WHAT YOU SHOULD DO
Determine how many lines in the entries below include "JSON". The reply should be that number and nothing else.

[Data listing]
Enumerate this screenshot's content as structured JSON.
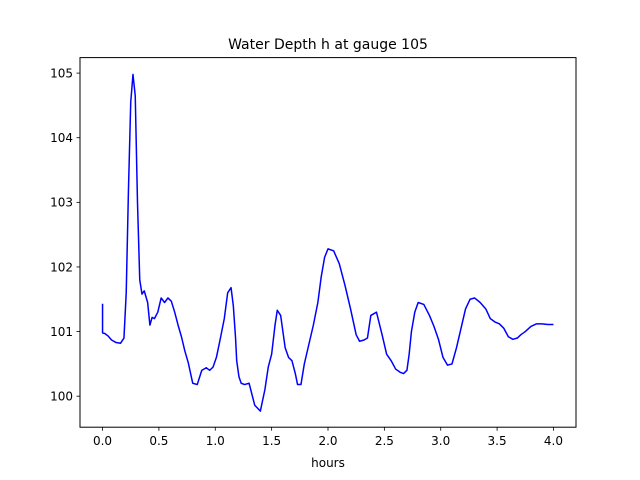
{
  "chart_data": {
    "type": "line",
    "title": "Water Depth h at gauge 105",
    "xlabel": "hours",
    "ylabel": "",
    "xlim": [
      -0.2,
      4.2
    ],
    "ylim": [
      99.52,
      105.24
    ],
    "xticks": [
      0.0,
      0.5,
      1.0,
      1.5,
      2.0,
      2.5,
      3.0,
      3.5,
      4.0
    ],
    "xtick_labels": [
      "0.0",
      "0.5",
      "1.0",
      "1.5",
      "2.0",
      "2.5",
      "3.0",
      "3.5",
      "4.0"
    ],
    "yticks": [
      100,
      101,
      102,
      103,
      104,
      105
    ],
    "ytick_labels": [
      "100",
      "101",
      "102",
      "103",
      "104",
      "105"
    ],
    "grid": false,
    "series": [
      {
        "color": "#0000ff",
        "x": [
          0.0,
          0.0,
          0.02,
          0.05,
          0.08,
          0.12,
          0.16,
          0.19,
          0.21,
          0.23,
          0.25,
          0.27,
          0.29,
          0.31,
          0.33,
          0.35,
          0.37,
          0.4,
          0.42,
          0.44,
          0.46,
          0.49,
          0.52,
          0.55,
          0.58,
          0.61,
          0.64,
          0.67,
          0.7,
          0.73,
          0.76,
          0.8,
          0.84,
          0.88,
          0.92,
          0.95,
          0.98,
          1.01,
          1.04,
          1.08,
          1.11,
          1.14,
          1.16,
          1.18,
          1.19,
          1.21,
          1.23,
          1.26,
          1.3,
          1.35,
          1.4,
          1.44,
          1.47,
          1.5,
          1.53,
          1.55,
          1.58,
          1.62,
          1.65,
          1.68,
          1.71,
          1.73,
          1.76,
          1.79,
          1.83,
          1.87,
          1.91,
          1.94,
          1.97,
          2.0,
          2.05,
          2.1,
          2.15,
          2.2,
          2.25,
          2.28,
          2.32,
          2.35,
          2.38,
          2.43,
          2.48,
          2.52,
          2.56,
          2.6,
          2.64,
          2.67,
          2.7,
          2.72,
          2.74,
          2.77,
          2.8,
          2.85,
          2.9,
          2.94,
          2.98,
          3.02,
          3.06,
          3.1,
          3.14,
          3.18,
          3.22,
          3.26,
          3.3,
          3.35,
          3.4,
          3.44,
          3.48,
          3.52,
          3.56,
          3.6,
          3.64,
          3.68,
          3.71,
          3.75,
          3.8,
          3.85,
          3.9,
          3.95,
          4.0
        ],
        "y": [
          101.43,
          100.98,
          100.97,
          100.93,
          100.87,
          100.83,
          100.82,
          100.9,
          101.6,
          103.2,
          104.55,
          104.98,
          104.65,
          103.0,
          101.8,
          101.58,
          101.63,
          101.45,
          101.1,
          101.22,
          101.2,
          101.3,
          101.52,
          101.45,
          101.52,
          101.47,
          101.3,
          101.1,
          100.92,
          100.7,
          100.52,
          100.2,
          100.18,
          100.4,
          100.44,
          100.4,
          100.45,
          100.6,
          100.85,
          101.2,
          101.6,
          101.68,
          101.4,
          100.9,
          100.55,
          100.3,
          100.2,
          100.18,
          100.2,
          99.86,
          99.77,
          100.1,
          100.45,
          100.65,
          101.1,
          101.33,
          101.25,
          100.75,
          100.6,
          100.55,
          100.35,
          100.18,
          100.18,
          100.5,
          100.8,
          101.1,
          101.45,
          101.85,
          102.15,
          102.28,
          102.25,
          102.05,
          101.72,
          101.35,
          100.95,
          100.85,
          100.87,
          100.9,
          101.25,
          101.3,
          100.95,
          100.65,
          100.55,
          100.42,
          100.37,
          100.35,
          100.4,
          100.65,
          101.0,
          101.3,
          101.45,
          101.42,
          101.25,
          101.08,
          100.88,
          100.6,
          100.48,
          100.5,
          100.75,
          101.05,
          101.35,
          101.5,
          101.52,
          101.45,
          101.35,
          101.2,
          101.15,
          101.12,
          101.05,
          100.92,
          100.88,
          100.9,
          100.95,
          101.0,
          101.08,
          101.12,
          101.12,
          101.11,
          101.11
        ]
      }
    ]
  }
}
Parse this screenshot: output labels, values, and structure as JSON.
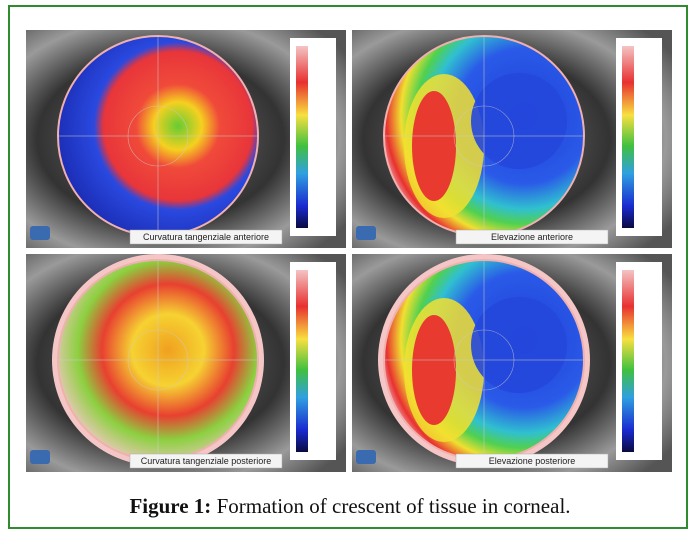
{
  "figure": {
    "panels": [
      {
        "label": "Curvatura tangenziale anteriore"
      },
      {
        "label": "Elevazione anteriore"
      },
      {
        "label": "Curvatura tangenziale posteriore"
      },
      {
        "label": "Elevazione posteriore"
      }
    ],
    "caption": {
      "label": "Figure 1:",
      "text": "Formation of crescent of tissue in corneal."
    }
  }
}
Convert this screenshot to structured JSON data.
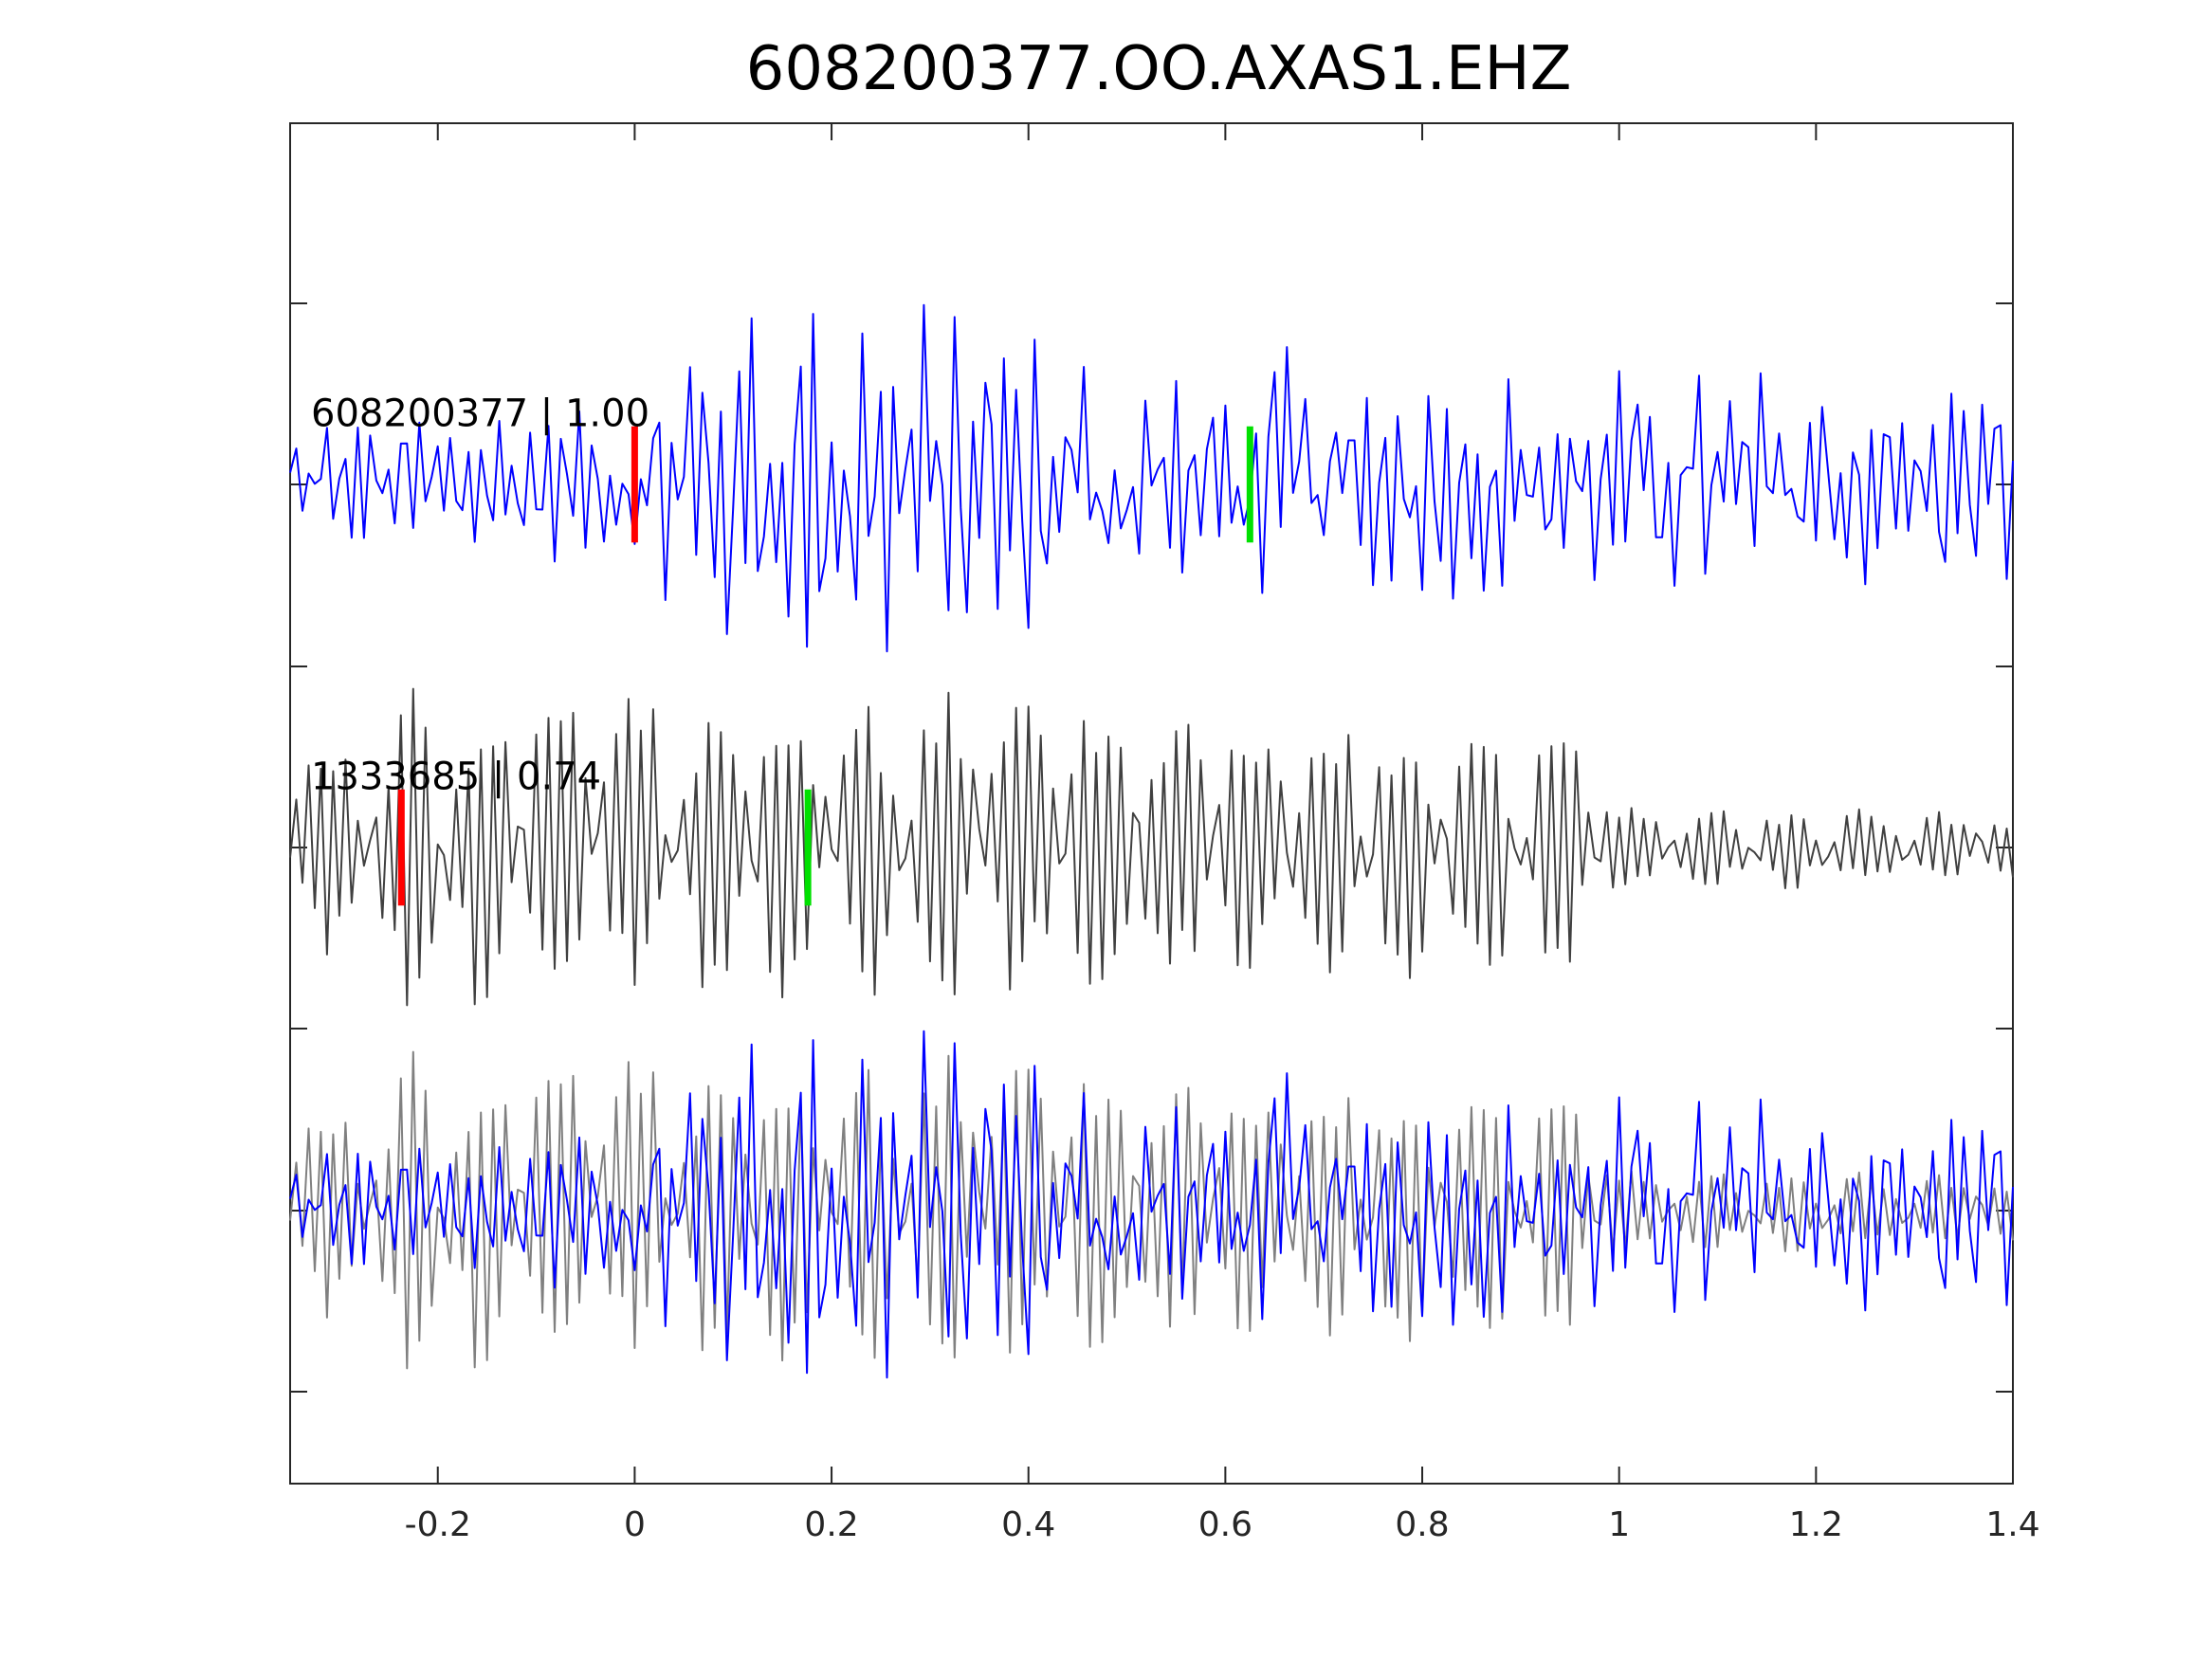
{
  "chart_data": {
    "type": "line",
    "title": "608200377.OO.AXAS1.EHZ",
    "xlim": [
      -0.35,
      1.4
    ],
    "x_ticks": [
      -0.2,
      0,
      0.2,
      0.4,
      0.6,
      0.8,
      1,
      1.2,
      1.4
    ],
    "x_tick_labels": [
      "-0.2",
      "0",
      "0.2",
      "0.4",
      "0.6",
      "0.8",
      "1",
      "1.2",
      "1.4"
    ],
    "y_ticks_shown": 7,
    "grid": false,
    "sample_interval_s": 0.00625,
    "traces": [
      {
        "label": "608200377 | 1.00",
        "color": "#0000ff",
        "offset": 2,
        "markers": [
          {
            "color": "#ff0000",
            "x": 0.0
          },
          {
            "color": "#00e000",
            "x": 0.625
          }
        ]
      },
      {
        "label": "1333685 | 0.74",
        "color": "#404040",
        "offset": 1,
        "markers": [
          {
            "color": "#ff0000",
            "x": -0.237
          },
          {
            "color": "#00e000",
            "x": 0.176
          }
        ]
      }
    ],
    "overlay": {
      "offset": 0,
      "series_colors": [
        "#0000ff",
        "#808080"
      ]
    },
    "colors": {
      "axes": "#262626",
      "trace_a": "#0000ff",
      "trace_b": "#404040",
      "overlay_b": "#808080",
      "pick_p": "#ff0000",
      "pick_s": "#00e000"
    }
  }
}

RESULT FOR THIS EXERCISE
3